===== DATA SHOWN
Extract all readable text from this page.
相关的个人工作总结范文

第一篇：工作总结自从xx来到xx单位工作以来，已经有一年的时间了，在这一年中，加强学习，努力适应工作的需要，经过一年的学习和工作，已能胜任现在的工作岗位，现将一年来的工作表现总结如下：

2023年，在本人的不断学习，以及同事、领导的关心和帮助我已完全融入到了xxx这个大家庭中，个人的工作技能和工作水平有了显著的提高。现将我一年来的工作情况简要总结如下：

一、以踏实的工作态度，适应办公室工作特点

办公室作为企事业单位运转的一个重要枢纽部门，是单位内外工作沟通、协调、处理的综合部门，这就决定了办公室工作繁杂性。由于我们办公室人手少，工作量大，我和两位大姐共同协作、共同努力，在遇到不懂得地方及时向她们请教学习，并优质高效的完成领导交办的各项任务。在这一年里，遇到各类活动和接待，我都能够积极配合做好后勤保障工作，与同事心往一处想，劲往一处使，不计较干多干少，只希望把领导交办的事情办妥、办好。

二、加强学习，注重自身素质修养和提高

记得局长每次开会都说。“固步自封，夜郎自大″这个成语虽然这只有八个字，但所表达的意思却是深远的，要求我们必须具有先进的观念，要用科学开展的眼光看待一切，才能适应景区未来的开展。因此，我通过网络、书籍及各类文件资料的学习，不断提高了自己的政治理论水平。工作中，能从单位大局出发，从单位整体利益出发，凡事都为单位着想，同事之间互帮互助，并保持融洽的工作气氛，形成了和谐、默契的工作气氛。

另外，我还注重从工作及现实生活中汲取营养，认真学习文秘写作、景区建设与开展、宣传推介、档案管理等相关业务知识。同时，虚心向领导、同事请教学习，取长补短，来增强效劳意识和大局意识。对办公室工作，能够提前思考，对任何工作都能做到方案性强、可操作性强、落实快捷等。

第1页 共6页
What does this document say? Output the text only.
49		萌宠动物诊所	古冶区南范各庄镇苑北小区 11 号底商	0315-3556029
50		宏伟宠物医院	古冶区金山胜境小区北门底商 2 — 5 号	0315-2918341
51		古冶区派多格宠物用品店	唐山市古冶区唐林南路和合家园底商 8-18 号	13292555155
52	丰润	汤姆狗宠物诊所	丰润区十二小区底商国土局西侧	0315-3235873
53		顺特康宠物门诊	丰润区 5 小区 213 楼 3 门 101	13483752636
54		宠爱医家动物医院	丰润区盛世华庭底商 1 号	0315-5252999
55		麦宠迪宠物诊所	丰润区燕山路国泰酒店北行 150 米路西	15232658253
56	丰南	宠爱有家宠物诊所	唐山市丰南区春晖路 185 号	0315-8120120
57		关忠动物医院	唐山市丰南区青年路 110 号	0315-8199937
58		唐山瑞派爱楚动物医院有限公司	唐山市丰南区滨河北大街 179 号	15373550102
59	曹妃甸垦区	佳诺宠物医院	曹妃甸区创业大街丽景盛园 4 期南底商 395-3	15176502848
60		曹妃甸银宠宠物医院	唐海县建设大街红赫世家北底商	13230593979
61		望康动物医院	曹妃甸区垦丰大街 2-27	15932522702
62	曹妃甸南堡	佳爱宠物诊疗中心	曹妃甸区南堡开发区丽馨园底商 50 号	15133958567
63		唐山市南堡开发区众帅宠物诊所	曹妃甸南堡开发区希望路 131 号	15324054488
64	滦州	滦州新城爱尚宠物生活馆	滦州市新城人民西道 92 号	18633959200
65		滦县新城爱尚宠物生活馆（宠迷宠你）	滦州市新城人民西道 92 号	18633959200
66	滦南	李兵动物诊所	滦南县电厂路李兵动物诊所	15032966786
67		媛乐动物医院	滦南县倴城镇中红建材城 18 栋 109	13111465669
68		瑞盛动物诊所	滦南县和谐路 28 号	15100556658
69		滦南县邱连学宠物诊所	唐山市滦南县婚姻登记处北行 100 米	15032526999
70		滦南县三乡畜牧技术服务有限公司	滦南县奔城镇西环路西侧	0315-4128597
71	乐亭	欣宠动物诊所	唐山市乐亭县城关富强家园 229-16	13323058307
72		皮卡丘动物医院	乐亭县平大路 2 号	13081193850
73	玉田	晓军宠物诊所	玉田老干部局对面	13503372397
==========
===== DATA SHOWN
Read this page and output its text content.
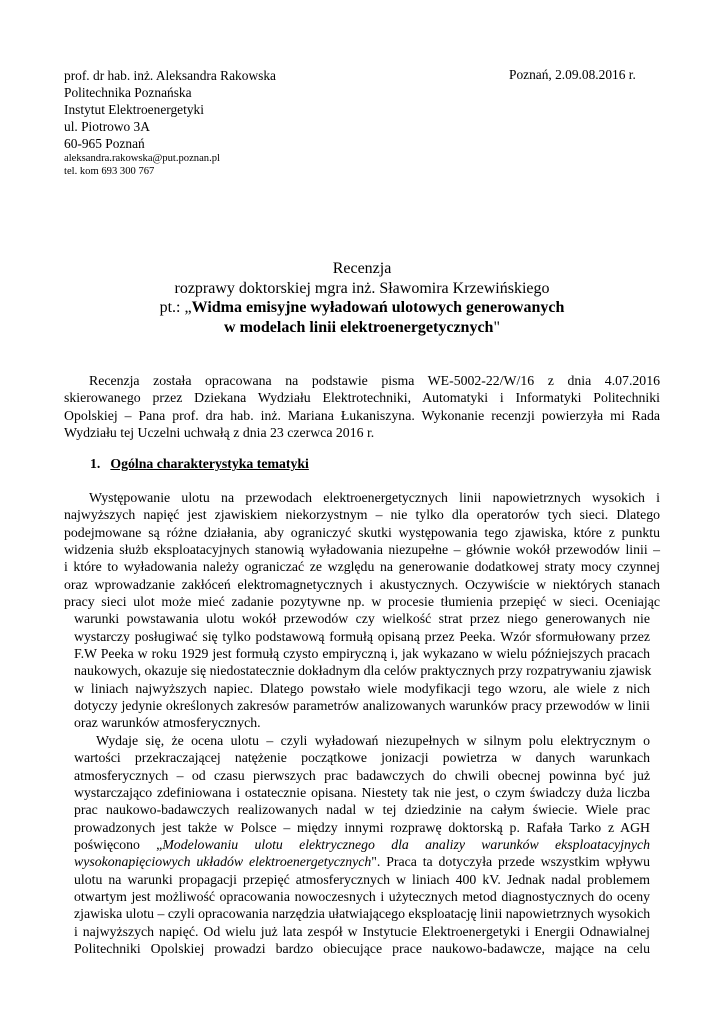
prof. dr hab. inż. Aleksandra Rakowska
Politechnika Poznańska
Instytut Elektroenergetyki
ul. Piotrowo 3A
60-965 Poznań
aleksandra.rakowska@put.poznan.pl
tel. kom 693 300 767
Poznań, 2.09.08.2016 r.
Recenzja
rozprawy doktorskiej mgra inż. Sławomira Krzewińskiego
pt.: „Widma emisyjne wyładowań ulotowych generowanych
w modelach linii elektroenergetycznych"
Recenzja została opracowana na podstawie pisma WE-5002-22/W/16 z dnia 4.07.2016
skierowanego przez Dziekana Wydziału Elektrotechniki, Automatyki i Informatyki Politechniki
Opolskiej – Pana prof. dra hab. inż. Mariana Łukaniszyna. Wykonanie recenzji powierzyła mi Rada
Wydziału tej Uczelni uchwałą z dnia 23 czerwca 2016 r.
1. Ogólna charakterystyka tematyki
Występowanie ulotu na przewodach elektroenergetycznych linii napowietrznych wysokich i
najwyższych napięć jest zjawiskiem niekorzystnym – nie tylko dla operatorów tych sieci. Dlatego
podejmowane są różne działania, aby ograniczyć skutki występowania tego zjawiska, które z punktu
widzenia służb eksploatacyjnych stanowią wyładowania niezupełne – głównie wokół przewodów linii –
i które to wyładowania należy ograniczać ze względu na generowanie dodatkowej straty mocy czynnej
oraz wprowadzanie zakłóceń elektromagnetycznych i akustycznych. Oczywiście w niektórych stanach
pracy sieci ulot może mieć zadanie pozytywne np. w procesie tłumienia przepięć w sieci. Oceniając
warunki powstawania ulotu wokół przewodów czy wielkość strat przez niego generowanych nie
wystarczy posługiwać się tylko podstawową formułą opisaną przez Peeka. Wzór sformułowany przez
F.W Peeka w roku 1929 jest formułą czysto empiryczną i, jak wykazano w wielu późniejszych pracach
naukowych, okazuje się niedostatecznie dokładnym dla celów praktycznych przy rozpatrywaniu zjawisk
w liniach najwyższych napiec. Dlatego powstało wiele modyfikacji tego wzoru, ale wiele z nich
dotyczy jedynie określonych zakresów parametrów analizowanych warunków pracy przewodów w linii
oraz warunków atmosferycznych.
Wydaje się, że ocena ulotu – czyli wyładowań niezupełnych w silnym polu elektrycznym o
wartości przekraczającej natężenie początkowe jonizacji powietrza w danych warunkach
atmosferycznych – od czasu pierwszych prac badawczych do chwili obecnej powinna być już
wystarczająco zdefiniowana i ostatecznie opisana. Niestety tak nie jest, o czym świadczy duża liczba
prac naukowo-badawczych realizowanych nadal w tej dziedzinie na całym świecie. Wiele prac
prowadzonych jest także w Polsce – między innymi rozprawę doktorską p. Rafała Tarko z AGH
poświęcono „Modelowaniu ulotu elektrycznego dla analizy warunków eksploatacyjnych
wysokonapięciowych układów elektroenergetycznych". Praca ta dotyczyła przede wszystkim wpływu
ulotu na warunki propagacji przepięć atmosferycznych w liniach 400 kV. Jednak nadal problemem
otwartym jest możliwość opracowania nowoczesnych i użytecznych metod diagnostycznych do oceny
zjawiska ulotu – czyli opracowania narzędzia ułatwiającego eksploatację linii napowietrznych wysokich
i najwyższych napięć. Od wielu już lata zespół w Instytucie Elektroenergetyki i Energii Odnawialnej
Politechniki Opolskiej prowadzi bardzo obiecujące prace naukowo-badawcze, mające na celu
==========
===== DATA SHOWN
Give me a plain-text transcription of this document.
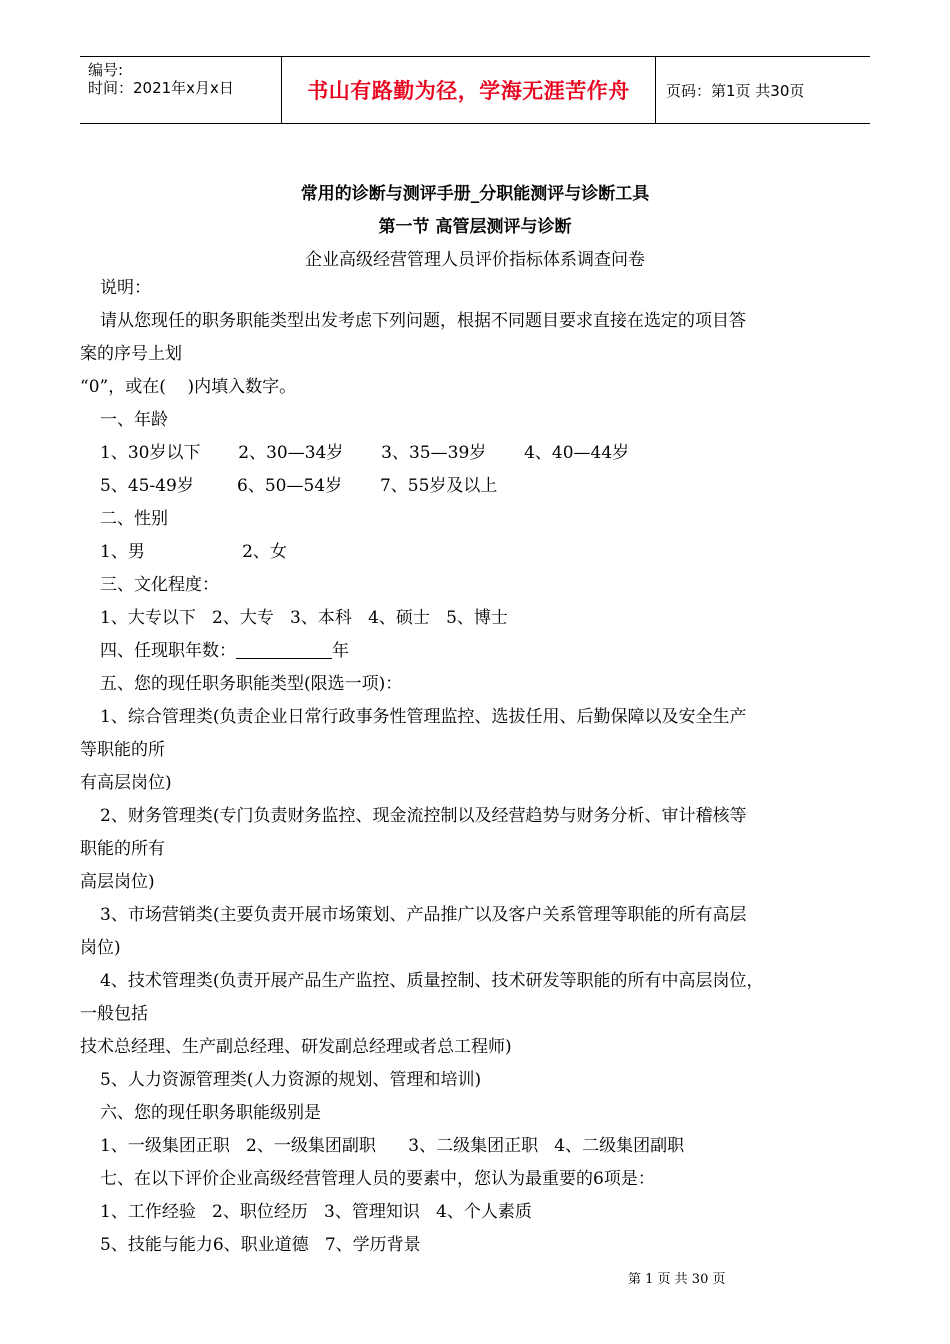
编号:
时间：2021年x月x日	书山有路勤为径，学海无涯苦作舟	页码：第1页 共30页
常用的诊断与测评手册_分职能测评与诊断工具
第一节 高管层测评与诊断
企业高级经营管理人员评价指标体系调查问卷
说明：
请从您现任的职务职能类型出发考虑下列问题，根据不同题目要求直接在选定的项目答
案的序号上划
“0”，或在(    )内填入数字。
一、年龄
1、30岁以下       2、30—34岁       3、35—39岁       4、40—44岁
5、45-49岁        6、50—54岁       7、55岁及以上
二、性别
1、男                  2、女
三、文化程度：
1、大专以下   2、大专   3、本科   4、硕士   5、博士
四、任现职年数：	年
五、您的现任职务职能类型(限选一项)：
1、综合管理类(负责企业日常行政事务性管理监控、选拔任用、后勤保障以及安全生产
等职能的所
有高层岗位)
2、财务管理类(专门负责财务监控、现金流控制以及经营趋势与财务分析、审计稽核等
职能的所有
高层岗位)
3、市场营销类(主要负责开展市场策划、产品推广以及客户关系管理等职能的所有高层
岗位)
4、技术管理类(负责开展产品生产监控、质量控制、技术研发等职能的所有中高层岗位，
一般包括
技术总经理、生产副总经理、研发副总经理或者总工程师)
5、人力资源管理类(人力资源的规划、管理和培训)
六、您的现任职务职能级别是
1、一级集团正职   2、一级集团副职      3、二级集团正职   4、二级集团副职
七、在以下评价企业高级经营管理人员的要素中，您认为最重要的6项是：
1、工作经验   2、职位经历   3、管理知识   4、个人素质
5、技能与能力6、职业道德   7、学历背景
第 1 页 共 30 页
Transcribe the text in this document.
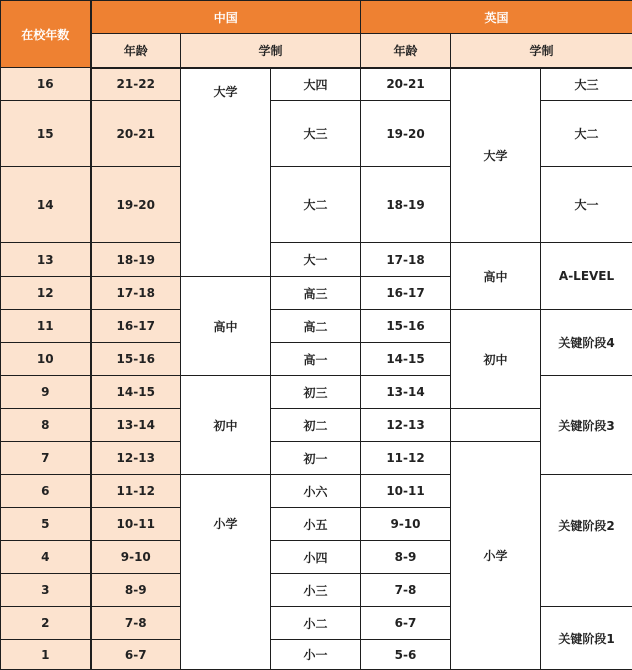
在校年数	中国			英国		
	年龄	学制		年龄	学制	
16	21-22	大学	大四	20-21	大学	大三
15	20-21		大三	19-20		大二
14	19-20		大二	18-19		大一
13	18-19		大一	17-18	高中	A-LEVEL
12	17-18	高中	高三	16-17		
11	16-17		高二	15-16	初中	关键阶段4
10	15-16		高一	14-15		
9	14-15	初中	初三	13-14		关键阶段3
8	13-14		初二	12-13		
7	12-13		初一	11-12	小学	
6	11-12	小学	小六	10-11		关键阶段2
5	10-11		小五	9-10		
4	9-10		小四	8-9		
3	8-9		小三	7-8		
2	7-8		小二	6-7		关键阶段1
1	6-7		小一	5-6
==========
TASK GOAL
Copy out each line in the listing that has the word "pracy".

OUTPUT FOR THIS EXERCISE
pracy sieci ulot może mieć zadanie pozytywne np. w procesie tłumienia przepięć w sieci. Oceniając
dotyczy jedynie określonych zakresów parametrów analizowanych warunków pracy przewodów w linii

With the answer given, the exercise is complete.